═════ Raw records
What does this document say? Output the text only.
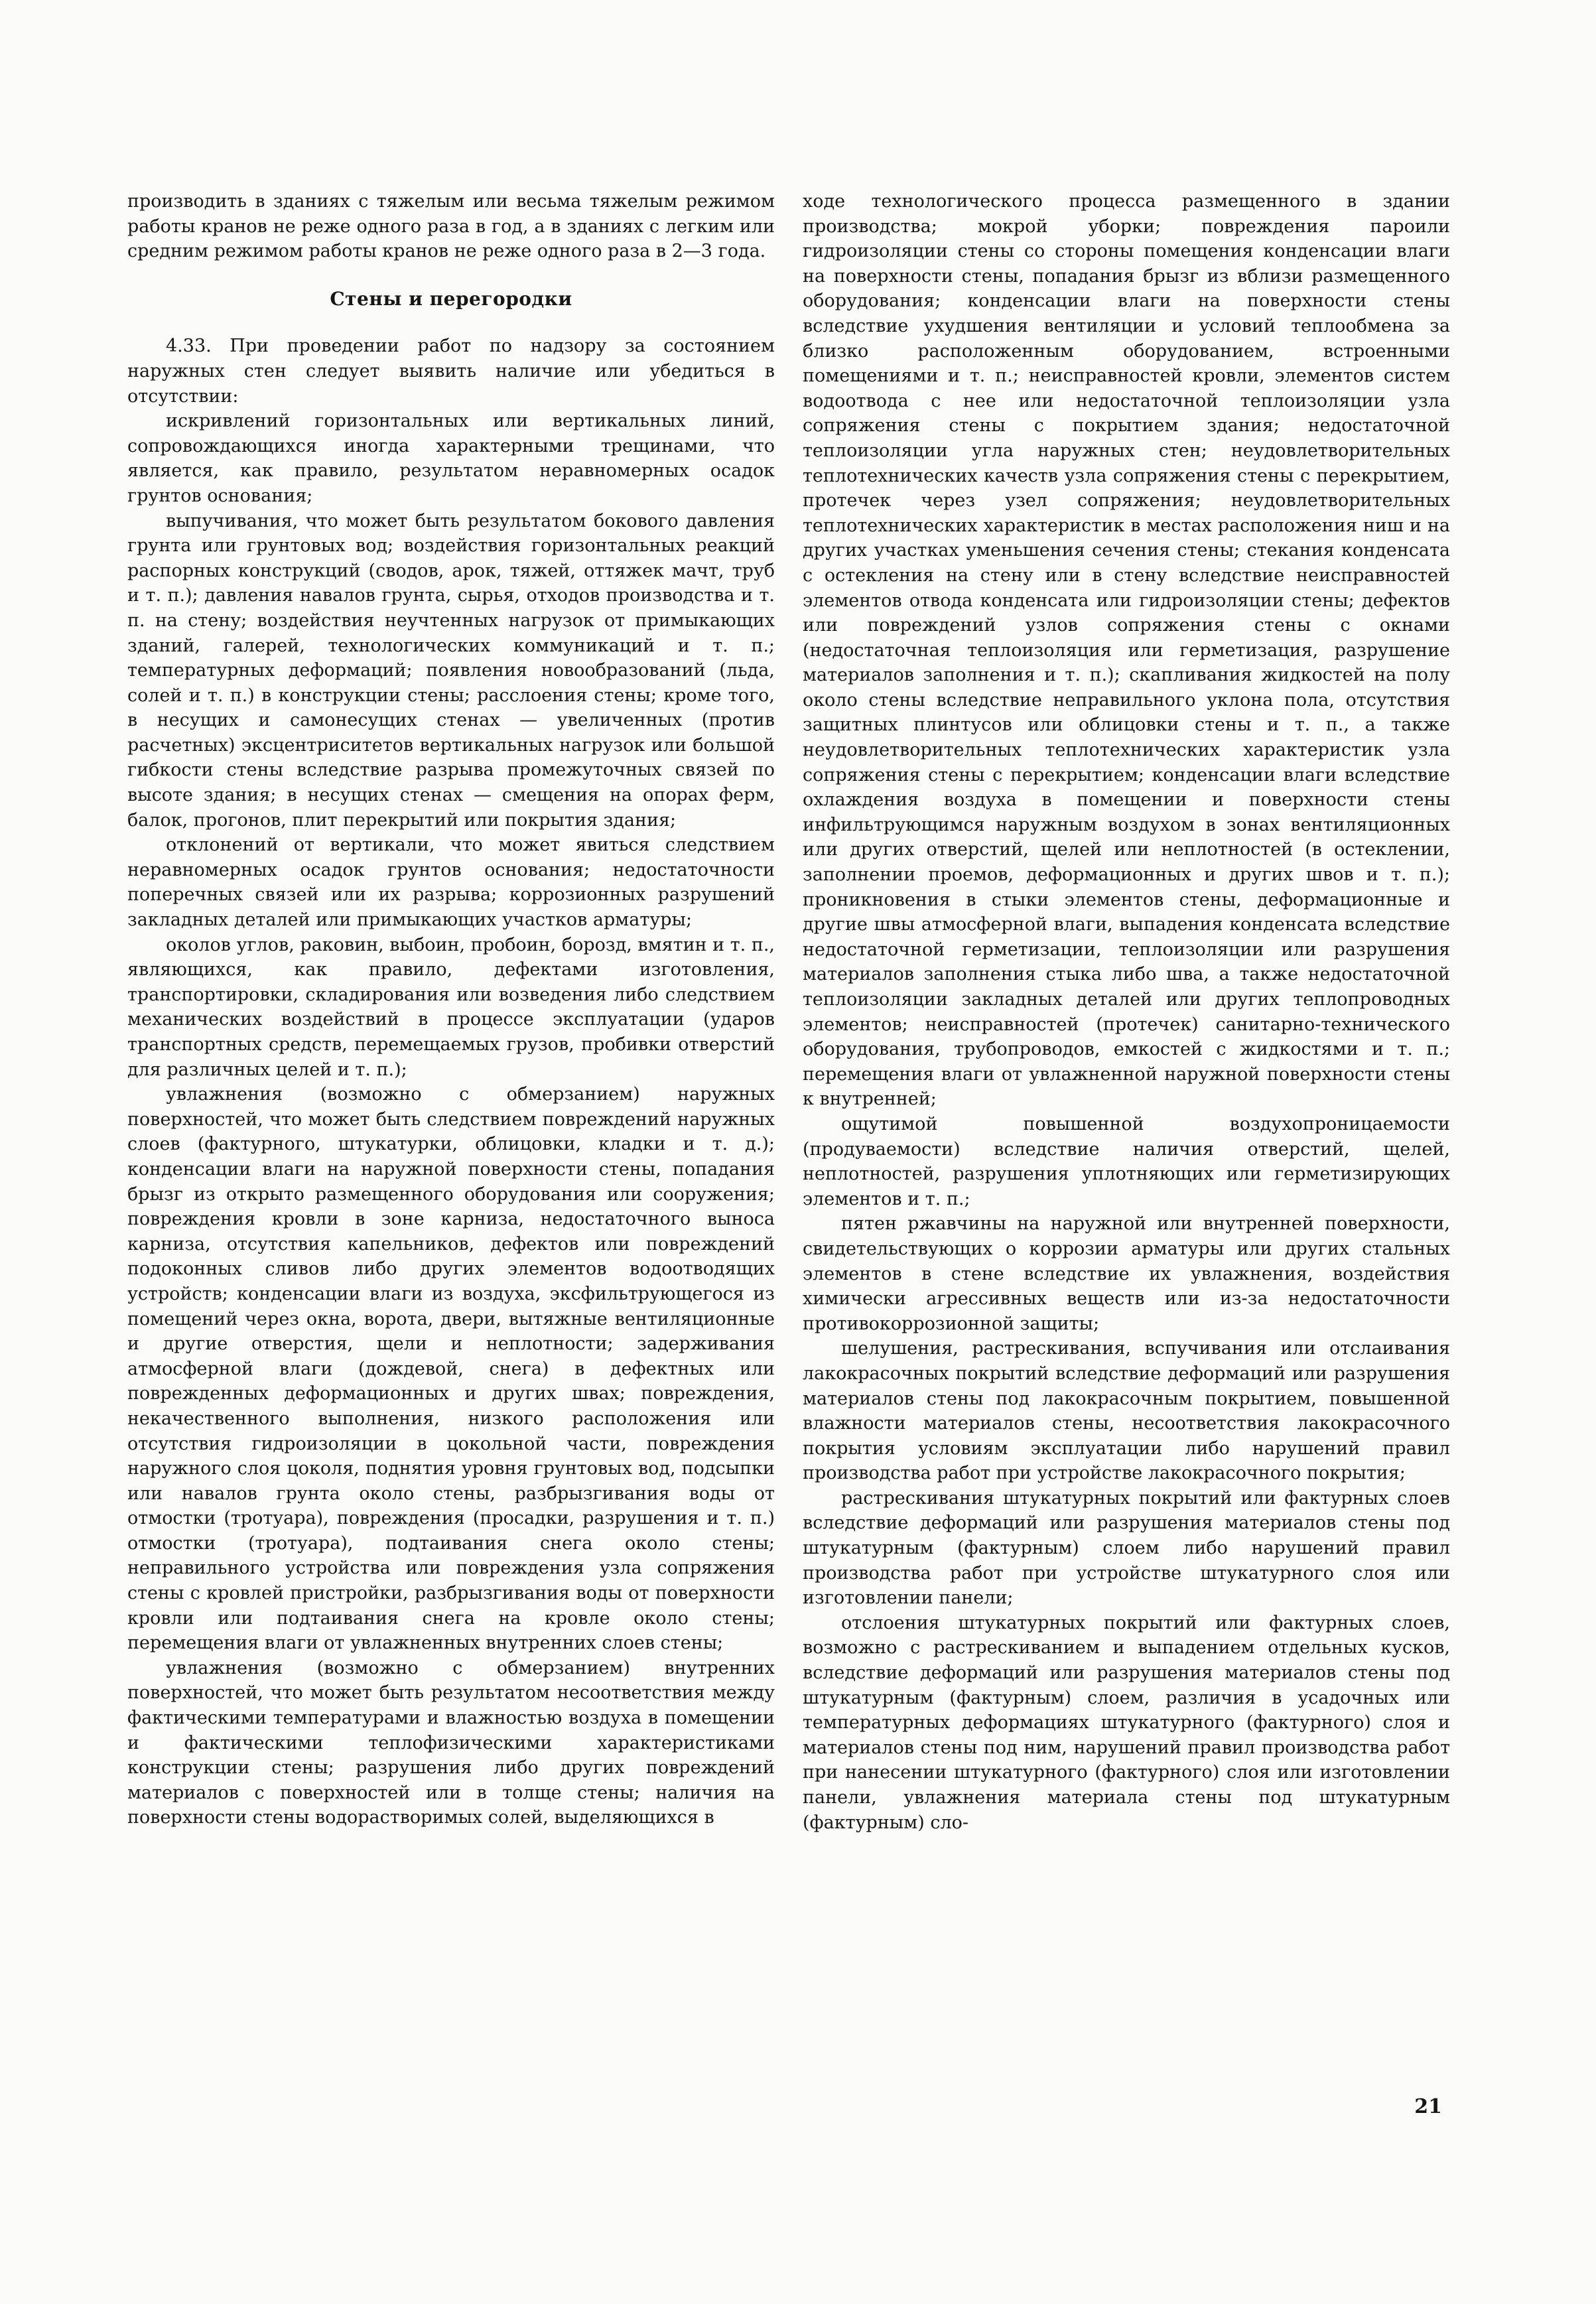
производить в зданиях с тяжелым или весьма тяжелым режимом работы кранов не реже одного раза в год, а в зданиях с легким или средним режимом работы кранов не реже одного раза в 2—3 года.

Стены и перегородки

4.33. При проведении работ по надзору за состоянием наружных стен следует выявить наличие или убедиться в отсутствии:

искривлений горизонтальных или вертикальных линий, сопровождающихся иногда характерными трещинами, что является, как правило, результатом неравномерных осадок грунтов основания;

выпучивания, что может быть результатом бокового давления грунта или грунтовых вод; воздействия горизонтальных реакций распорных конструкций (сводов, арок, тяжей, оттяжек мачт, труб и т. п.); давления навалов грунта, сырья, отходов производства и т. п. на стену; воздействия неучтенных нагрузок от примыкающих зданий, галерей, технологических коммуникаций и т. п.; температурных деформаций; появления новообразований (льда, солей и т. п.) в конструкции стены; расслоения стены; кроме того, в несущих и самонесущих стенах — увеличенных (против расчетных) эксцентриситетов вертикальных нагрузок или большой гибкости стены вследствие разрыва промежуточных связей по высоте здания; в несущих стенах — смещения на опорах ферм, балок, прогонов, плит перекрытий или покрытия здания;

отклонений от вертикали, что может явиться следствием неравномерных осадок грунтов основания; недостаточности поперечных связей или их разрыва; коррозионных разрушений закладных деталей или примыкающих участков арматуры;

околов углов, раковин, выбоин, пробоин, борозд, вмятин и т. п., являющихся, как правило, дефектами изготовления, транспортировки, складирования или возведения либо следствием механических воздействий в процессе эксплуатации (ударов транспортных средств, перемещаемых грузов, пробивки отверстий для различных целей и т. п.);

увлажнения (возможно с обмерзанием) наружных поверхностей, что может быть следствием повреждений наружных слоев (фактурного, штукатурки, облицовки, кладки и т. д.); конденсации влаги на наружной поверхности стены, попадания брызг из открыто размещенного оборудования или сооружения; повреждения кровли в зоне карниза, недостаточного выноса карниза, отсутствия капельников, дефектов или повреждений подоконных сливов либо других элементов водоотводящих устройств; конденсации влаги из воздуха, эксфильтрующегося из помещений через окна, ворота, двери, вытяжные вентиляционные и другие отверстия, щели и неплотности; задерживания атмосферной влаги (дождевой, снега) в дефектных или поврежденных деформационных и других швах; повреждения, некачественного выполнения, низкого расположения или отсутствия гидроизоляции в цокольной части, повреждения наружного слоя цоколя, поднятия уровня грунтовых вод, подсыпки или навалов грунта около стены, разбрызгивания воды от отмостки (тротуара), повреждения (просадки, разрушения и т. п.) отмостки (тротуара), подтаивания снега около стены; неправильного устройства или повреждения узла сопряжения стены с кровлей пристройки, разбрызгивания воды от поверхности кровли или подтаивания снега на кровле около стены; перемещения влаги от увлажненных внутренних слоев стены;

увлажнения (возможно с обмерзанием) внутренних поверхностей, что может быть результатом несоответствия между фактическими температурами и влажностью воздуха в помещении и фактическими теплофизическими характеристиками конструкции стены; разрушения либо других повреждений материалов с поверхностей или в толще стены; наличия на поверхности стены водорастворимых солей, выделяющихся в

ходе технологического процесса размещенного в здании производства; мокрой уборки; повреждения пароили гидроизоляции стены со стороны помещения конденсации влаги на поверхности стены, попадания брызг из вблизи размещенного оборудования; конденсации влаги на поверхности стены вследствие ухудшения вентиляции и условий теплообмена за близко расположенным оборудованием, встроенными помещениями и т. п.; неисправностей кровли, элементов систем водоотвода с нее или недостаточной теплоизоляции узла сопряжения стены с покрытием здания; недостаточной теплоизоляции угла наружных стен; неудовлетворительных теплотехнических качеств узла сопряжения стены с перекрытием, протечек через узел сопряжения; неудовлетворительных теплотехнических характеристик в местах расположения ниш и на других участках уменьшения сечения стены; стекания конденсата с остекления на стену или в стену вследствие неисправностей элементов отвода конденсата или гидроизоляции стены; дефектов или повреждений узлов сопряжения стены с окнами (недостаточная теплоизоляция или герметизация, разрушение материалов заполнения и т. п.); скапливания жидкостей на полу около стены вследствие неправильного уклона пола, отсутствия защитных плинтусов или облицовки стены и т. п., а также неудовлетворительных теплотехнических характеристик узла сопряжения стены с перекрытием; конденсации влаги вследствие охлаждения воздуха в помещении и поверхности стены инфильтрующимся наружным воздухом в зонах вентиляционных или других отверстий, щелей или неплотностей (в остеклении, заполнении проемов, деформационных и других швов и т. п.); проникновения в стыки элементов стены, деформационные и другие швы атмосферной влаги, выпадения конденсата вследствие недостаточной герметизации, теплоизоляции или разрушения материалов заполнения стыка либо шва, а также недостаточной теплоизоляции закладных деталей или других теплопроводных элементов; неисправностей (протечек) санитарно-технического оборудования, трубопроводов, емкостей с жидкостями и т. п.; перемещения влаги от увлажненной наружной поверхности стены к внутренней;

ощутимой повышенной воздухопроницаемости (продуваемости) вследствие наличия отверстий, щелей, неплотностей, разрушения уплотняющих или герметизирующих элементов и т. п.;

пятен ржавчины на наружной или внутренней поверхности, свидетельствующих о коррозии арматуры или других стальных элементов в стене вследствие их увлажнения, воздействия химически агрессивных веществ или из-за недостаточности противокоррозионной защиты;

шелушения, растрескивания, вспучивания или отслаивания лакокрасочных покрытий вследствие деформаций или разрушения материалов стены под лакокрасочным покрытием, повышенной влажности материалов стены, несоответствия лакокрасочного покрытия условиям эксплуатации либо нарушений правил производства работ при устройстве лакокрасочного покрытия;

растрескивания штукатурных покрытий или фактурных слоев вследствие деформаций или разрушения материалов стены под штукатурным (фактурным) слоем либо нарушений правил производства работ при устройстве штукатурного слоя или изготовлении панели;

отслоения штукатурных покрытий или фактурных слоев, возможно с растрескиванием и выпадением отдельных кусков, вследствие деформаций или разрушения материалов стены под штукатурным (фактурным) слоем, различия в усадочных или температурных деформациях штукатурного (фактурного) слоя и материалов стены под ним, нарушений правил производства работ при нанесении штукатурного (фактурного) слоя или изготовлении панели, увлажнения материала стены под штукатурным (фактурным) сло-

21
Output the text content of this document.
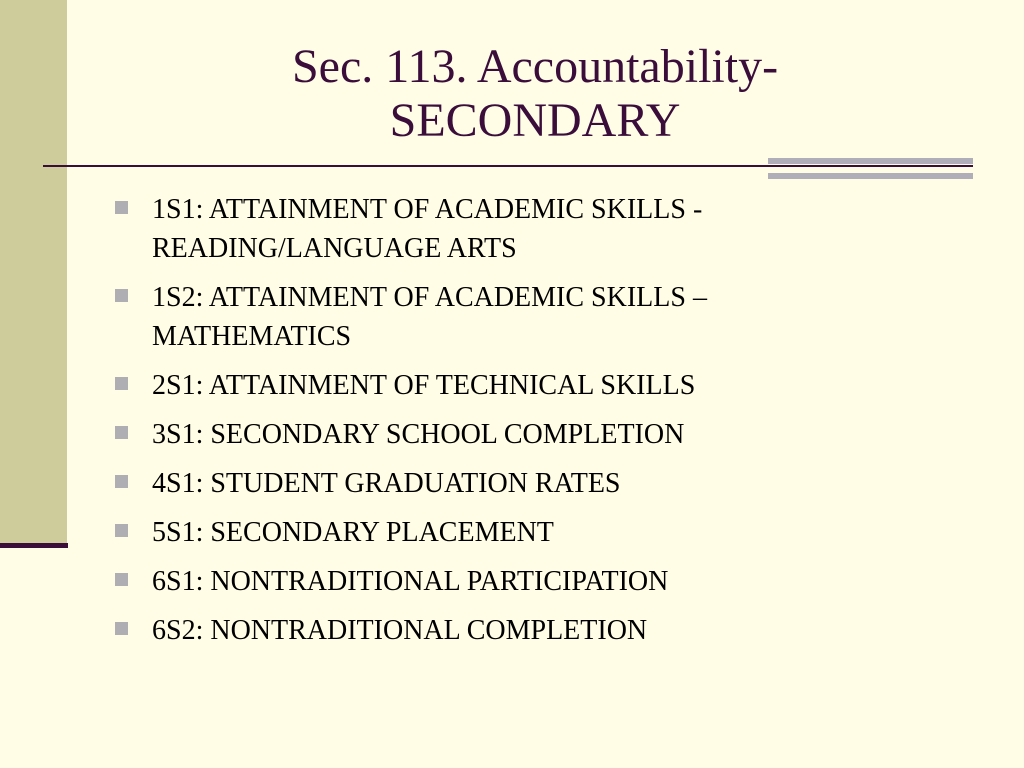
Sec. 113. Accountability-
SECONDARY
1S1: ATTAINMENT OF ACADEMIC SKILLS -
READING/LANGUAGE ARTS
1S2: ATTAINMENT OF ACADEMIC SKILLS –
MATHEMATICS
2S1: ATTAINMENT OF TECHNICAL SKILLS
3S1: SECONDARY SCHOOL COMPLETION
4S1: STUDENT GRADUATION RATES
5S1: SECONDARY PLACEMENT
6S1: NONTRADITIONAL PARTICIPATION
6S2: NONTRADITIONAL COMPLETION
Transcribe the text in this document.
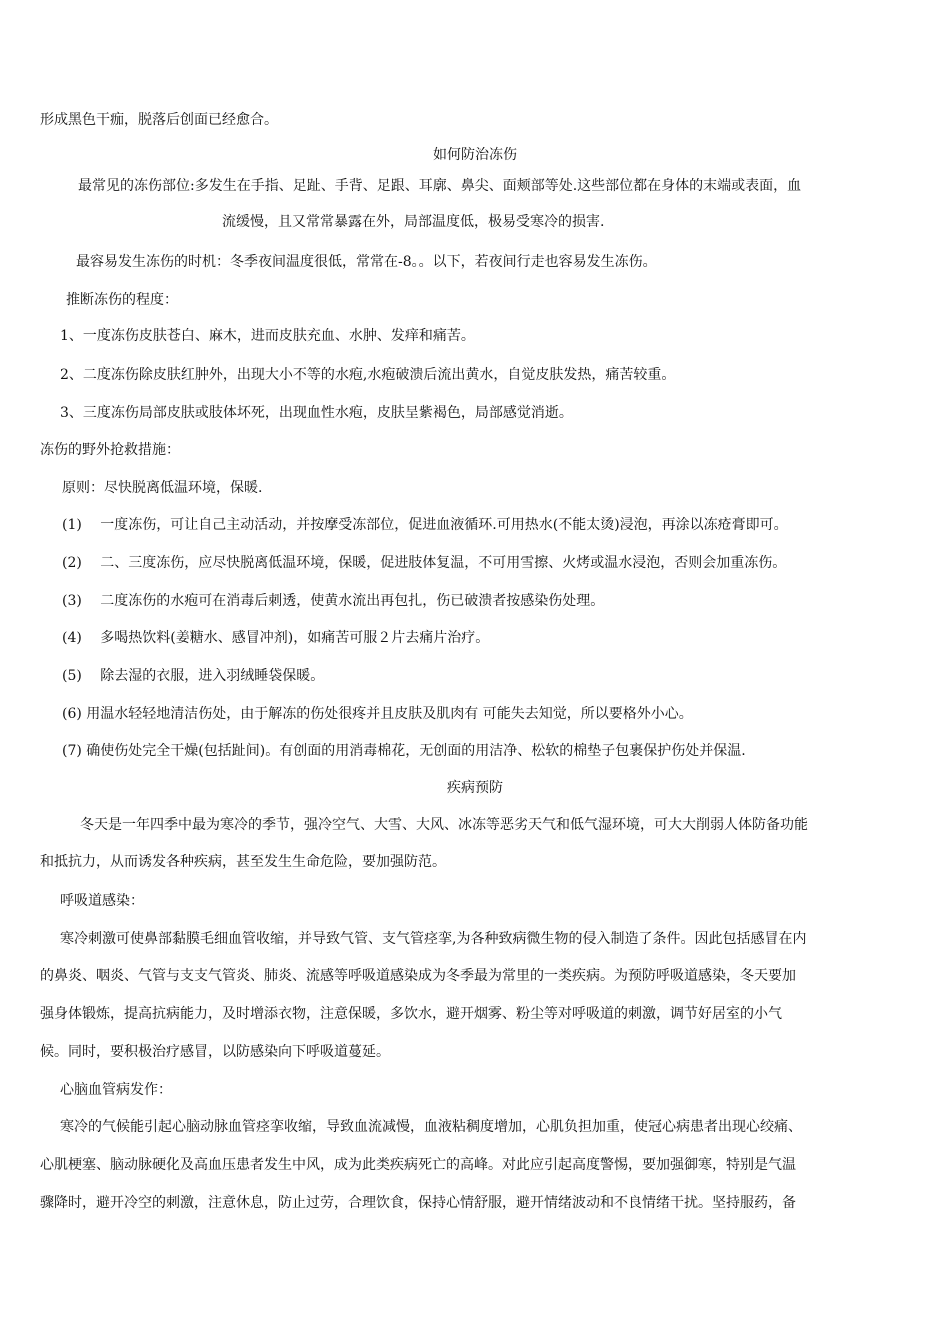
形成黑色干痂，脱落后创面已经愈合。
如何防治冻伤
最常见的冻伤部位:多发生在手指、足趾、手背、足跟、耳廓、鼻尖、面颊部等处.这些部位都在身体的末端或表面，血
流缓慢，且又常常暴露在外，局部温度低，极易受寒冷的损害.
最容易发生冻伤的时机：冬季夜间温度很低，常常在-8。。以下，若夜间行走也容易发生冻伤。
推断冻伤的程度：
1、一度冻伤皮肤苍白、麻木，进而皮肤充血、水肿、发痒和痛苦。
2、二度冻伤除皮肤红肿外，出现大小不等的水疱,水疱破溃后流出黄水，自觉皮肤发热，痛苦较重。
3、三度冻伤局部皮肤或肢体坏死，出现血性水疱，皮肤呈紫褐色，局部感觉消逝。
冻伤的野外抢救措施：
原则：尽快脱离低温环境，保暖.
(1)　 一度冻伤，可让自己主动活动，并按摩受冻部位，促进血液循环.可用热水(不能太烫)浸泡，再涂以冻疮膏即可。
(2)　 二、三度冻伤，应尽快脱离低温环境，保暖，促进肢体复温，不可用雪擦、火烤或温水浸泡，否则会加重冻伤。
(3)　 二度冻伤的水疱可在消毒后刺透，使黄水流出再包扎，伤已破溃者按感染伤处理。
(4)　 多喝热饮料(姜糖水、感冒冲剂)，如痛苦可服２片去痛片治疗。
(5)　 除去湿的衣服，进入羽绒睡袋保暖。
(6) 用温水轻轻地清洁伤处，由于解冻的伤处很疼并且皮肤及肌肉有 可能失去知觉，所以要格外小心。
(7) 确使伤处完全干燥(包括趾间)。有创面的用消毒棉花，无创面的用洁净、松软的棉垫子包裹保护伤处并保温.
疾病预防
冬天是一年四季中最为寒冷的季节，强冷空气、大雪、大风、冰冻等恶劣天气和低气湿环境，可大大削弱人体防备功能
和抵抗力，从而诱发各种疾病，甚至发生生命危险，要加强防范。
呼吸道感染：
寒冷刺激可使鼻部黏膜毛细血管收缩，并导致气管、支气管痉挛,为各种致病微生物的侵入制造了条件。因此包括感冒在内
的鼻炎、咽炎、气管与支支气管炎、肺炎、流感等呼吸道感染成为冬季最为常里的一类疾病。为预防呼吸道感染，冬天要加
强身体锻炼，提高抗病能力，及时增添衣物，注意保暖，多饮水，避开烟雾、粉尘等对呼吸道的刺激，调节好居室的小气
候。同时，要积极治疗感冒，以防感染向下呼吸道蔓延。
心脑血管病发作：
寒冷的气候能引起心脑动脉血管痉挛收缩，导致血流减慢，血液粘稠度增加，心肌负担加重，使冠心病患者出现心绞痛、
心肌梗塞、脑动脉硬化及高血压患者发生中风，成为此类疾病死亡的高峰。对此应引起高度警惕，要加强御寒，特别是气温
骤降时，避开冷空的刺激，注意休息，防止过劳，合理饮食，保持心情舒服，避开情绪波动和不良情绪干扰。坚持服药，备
══════════
- What you need to do
Copy every line above in which the string "text" shows up.

- The completed task
What does this document say? Output the text only.
Output the text content of this document.
Transcribe the text in this document.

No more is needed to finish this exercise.